■ Task description ■
Extract every line of the material below verbatim, leaving out the pictures.

■ Material for this exercise ■
----

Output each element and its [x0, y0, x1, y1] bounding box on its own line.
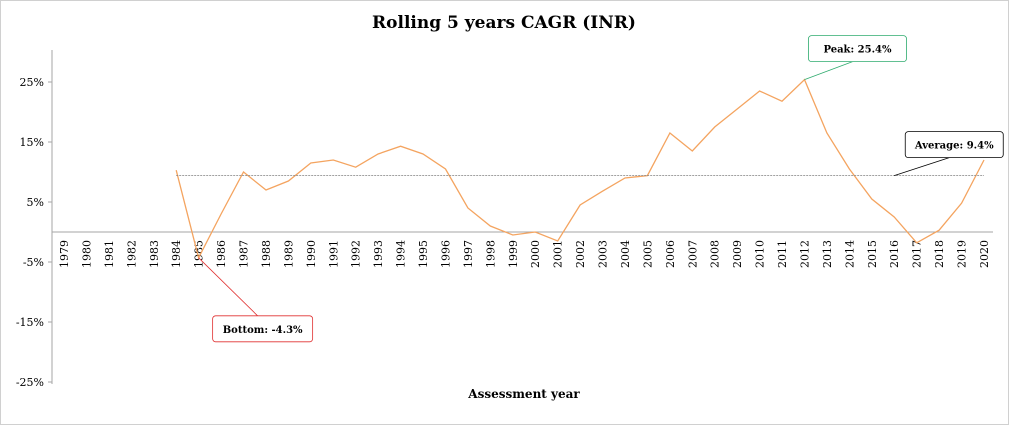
y-tick-label: 25% [20, 76, 44, 89]
x-tick-label: 1990 [305, 240, 318, 268]
peak-callout: Peak: 25.4% [804, 35, 907, 80]
x-tick-label: 2007 [686, 240, 699, 268]
callout-label: Average: 9.4% [914, 141, 994, 152]
x-tick-label: 1999 [507, 240, 520, 268]
y-tick-label: -25% [16, 376, 44, 389]
x-tick-label: 1983 [148, 240, 161, 268]
x-tick-label: 2010 [754, 240, 767, 268]
x-tick-label: 1994 [395, 240, 408, 268]
callout-leader [198, 257, 258, 317]
callout-leader [894, 157, 950, 176]
x-tick-label: 1988 [260, 240, 273, 268]
cagr-series-line [175, 78, 985, 260]
callout-label: Bottom: -4.3% [223, 325, 303, 336]
x-tick-label: 2014 [843, 240, 856, 268]
x-tick-label: 2002 [574, 240, 587, 268]
x-tick-label: 2015 [866, 240, 879, 268]
x-tick-label: 2008 [709, 240, 722, 268]
x-axis-title: Assessment year [467, 387, 580, 401]
x-tick-label: 2011 [776, 240, 789, 268]
x-tick-label: 2005 [641, 240, 654, 268]
x-tick-label: 1995 [417, 240, 430, 268]
chart-title: Rolling 5 years CAGR (INR) [372, 13, 636, 33]
x-tick-label: 2001 [552, 240, 565, 268]
callout-box [212, 315, 314, 343]
callout-layer: Peak: 25.4% Average: 9.4% Bottom: -4.3% [198, 35, 1004, 343]
x-tick-label: 1998 [484, 240, 497, 268]
x-tick-label: 2013 [821, 240, 834, 268]
callout-label: Peak: 25.4% [823, 45, 892, 56]
x-tick-label: 1986 [215, 240, 228, 268]
series-layer [175, 78, 985, 260]
x-tick-label: 1979 [58, 240, 71, 268]
x-tick-label: 2009 [731, 240, 744, 268]
x-tick-label: 1992 [350, 240, 363, 268]
x-tick-label: 2018 [933, 240, 946, 268]
x-tick-label: 2017 [911, 240, 924, 268]
x-tick-label: 2012 [798, 240, 811, 268]
bottom-callout: Bottom: -4.3% [198, 257, 314, 343]
x-tick-label: 1989 [282, 240, 295, 268]
x-tick-label: 2019 [956, 240, 969, 268]
x-tick-label: 1987 [238, 240, 251, 268]
y-tick-label: -15% [16, 316, 44, 329]
x-tick-label: 1982 [125, 240, 138, 268]
callout-box [808, 35, 907, 62]
x-tick-label: 2020 [978, 240, 991, 268]
x-tick-label: 1984 [170, 240, 183, 268]
x-tick-label: 1980 [80, 240, 93, 268]
x-tick-label: 2000 [529, 240, 542, 268]
x-tick-label: 1991 [327, 240, 340, 268]
x-tick-label: 1993 [372, 240, 385, 268]
average-callout: Average: 9.4% [894, 131, 1004, 176]
callout-box [904, 131, 1004, 159]
x-tick-label: 2004 [619, 240, 632, 268]
x-tick-label: 2016 [888, 240, 901, 268]
x-tick-label: 1997 [462, 240, 475, 268]
x-tick-label: 1981 [103, 240, 116, 268]
y-axis: 25% 15% 5% -5% -15% -25% [16, 50, 53, 389]
y-tick-label: 5% [27, 196, 44, 209]
x-tick-label: 2003 [597, 240, 610, 268]
y-tick-label: 15% [20, 136, 44, 149]
x-tick-label: 2006 [664, 240, 677, 268]
x-tick-label: 1996 [439, 240, 452, 268]
y-tick-label: -5% [23, 256, 44, 269]
callout-leader [804, 61, 853, 80]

----

■ Answer in full ■
Output each element and its [x0, y0, x1, y1] bounding box on its own line.
y-tick-label: 25% [20, 76, 44, 89]
x-tick-label: 1990 [305, 240, 318, 268]
peak-callout: Peak: 25.4% [804, 35, 907, 80]
x-tick-label: 2007 [686, 240, 699, 268]
callout-label: Average: 9.4% [914, 141, 994, 152]
x-tick-label: 1999 [507, 240, 520, 268]
y-tick-label: -25% [16, 376, 44, 389]
x-tick-label: 1983 [148, 240, 161, 268]
x-tick-label: 2010 [754, 240, 767, 268]
x-tick-label: 1994 [395, 240, 408, 268]
callout-leader [198, 257, 258, 317]
callout-leader [894, 157, 950, 176]
x-tick-label: 1988 [260, 240, 273, 268]
cagr-series-line [175, 78, 985, 260]
callout-label: Bottom: -4.3% [223, 325, 303, 336]
x-tick-label: 2014 [843, 240, 856, 268]
x-tick-label: 2002 [574, 240, 587, 268]
x-tick-label: 2015 [866, 240, 879, 268]
x-tick-label: 2008 [709, 240, 722, 268]
x-axis-title: Assessment year [467, 387, 580, 401]
x-tick-label: 2011 [776, 240, 789, 268]
x-tick-label: 2005 [641, 240, 654, 268]
x-tick-label: 1995 [417, 240, 430, 268]
chart-title: Rolling 5 years CAGR (INR) [372, 13, 636, 33]
x-tick-label: 2001 [552, 240, 565, 268]
callout-box [212, 315, 314, 343]
callout-layer: Peak: 25.4% Average: 9.4% Bottom: -4.3% [198, 35, 1004, 343]
x-tick-label: 1998 [484, 240, 497, 268]
x-tick-label: 2013 [821, 240, 834, 268]
callout-label: Peak: 25.4% [823, 45, 892, 56]
x-tick-label: 1986 [215, 240, 228, 268]
series-layer [175, 78, 985, 260]
x-tick-label: 1979 [58, 240, 71, 268]
x-tick-label: 2009 [731, 240, 744, 268]
x-tick-label: 1992 [350, 240, 363, 268]
x-tick-label: 2018 [933, 240, 946, 268]
x-tick-label: 2017 [911, 240, 924, 268]
x-tick-label: 2012 [798, 240, 811, 268]
bottom-callout: Bottom: -4.3% [198, 257, 314, 343]
x-tick-label: 1989 [282, 240, 295, 268]
x-tick-label: 2019 [956, 240, 969, 268]
x-tick-label: 1987 [238, 240, 251, 268]
y-tick-label: -15% [16, 316, 44, 329]
x-tick-label: 1982 [125, 240, 138, 268]
callout-box [808, 35, 907, 62]
x-tick-label: 2020 [978, 240, 991, 268]
x-tick-label: 1984 [170, 240, 183, 268]
x-tick-label: 1980 [80, 240, 93, 268]
x-tick-label: 2000 [529, 240, 542, 268]
x-tick-label: 1991 [327, 240, 340, 268]
x-tick-label: 1993 [372, 240, 385, 268]
average-callout: Average: 9.4% [894, 131, 1004, 176]
callout-box [904, 131, 1004, 159]
x-tick-label: 2004 [619, 240, 632, 268]
x-tick-label: 2016 [888, 240, 901, 268]
x-tick-label: 1997 [462, 240, 475, 268]
x-tick-label: 1981 [103, 240, 116, 268]
y-axis: 25% 15% 5% -5% -15% -25% [16, 50, 53, 389]
y-tick-label: 5% [27, 196, 44, 209]
x-tick-label: 2003 [597, 240, 610, 268]
y-tick-label: 15% [20, 136, 44, 149]
x-tick-label: 2006 [664, 240, 677, 268]
x-tick-label: 1996 [439, 240, 452, 268]
y-tick-label: -5% [23, 256, 44, 269]
callout-leader [804, 61, 853, 80]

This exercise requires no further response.